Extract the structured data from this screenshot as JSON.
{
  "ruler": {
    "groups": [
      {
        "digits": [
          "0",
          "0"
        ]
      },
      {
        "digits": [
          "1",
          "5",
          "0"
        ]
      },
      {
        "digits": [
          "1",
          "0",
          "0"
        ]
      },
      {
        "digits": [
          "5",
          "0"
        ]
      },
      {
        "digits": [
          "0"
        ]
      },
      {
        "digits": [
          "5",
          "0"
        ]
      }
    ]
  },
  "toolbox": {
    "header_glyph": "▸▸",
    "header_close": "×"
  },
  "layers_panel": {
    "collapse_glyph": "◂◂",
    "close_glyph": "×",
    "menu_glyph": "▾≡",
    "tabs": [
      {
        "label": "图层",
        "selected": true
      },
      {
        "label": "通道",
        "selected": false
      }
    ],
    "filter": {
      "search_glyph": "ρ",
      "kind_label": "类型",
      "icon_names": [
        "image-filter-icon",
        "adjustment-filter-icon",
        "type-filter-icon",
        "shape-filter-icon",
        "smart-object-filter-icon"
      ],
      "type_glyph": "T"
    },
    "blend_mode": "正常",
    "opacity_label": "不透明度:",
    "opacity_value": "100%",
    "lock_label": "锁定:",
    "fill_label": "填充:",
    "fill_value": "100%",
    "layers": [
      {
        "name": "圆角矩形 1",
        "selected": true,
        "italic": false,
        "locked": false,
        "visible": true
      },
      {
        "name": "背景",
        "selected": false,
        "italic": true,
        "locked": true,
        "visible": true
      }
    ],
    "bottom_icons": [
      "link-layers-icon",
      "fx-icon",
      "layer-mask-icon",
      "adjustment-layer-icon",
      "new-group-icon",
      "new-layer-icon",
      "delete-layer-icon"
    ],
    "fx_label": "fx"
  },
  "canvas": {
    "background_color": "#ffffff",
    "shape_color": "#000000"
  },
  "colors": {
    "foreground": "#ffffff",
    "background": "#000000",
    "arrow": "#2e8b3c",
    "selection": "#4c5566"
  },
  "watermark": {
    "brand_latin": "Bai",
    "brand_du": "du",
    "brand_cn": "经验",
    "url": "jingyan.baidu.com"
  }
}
--
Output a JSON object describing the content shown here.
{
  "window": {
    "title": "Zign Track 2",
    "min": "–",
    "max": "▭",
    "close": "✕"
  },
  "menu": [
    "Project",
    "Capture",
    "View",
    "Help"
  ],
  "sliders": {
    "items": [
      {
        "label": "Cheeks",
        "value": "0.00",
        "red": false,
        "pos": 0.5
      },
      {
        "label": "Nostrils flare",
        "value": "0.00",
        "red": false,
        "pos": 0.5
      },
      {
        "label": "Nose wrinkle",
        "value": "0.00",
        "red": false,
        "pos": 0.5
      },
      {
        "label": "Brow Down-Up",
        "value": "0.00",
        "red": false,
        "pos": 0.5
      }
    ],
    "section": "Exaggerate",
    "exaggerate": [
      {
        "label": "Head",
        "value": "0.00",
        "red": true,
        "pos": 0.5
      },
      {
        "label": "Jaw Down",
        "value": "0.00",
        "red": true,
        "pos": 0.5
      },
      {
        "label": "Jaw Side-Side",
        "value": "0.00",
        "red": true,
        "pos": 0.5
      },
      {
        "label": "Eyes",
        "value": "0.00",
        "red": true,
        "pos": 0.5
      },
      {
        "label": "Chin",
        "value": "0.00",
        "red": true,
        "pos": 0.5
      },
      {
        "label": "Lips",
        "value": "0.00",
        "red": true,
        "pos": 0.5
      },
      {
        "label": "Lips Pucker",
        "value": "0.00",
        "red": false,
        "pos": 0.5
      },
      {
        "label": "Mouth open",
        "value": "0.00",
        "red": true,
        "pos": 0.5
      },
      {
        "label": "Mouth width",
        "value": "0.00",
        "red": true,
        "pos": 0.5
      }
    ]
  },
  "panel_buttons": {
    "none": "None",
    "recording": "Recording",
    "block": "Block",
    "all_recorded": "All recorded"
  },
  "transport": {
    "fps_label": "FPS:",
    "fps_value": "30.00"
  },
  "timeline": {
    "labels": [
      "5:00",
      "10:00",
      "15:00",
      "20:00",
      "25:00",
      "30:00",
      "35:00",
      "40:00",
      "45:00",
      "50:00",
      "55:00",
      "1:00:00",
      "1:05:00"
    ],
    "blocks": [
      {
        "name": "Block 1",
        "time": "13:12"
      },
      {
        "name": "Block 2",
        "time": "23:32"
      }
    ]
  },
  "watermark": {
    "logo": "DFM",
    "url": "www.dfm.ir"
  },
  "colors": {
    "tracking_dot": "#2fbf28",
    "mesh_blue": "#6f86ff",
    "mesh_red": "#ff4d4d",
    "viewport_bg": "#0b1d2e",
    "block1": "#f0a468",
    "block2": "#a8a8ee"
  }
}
* * *
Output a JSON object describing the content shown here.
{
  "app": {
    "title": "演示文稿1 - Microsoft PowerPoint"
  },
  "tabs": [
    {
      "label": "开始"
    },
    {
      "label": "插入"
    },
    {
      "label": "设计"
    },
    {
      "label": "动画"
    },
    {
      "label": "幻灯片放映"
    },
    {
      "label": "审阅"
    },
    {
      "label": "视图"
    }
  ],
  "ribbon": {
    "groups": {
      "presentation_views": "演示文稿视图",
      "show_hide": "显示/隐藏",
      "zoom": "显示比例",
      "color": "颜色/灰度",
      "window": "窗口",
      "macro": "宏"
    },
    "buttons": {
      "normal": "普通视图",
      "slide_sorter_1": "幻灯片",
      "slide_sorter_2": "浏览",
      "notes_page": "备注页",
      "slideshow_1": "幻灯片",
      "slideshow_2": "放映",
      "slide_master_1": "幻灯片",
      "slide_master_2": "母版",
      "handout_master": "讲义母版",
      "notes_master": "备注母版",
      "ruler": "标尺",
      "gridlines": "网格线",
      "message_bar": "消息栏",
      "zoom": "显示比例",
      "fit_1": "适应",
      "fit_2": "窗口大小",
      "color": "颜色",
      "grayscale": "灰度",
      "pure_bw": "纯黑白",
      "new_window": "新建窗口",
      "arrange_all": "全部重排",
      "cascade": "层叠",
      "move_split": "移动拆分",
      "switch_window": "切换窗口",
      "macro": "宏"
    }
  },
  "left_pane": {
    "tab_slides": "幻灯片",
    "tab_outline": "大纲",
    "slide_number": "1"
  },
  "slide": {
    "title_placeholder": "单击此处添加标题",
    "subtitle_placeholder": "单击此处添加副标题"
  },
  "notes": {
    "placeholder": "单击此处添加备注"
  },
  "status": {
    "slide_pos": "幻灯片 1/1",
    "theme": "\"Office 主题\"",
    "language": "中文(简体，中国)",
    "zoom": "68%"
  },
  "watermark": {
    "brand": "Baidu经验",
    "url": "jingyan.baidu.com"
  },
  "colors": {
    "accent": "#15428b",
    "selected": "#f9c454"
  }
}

## Short problem
Only a number is wanted: how many lines above include "ffffff"?

## Reply
2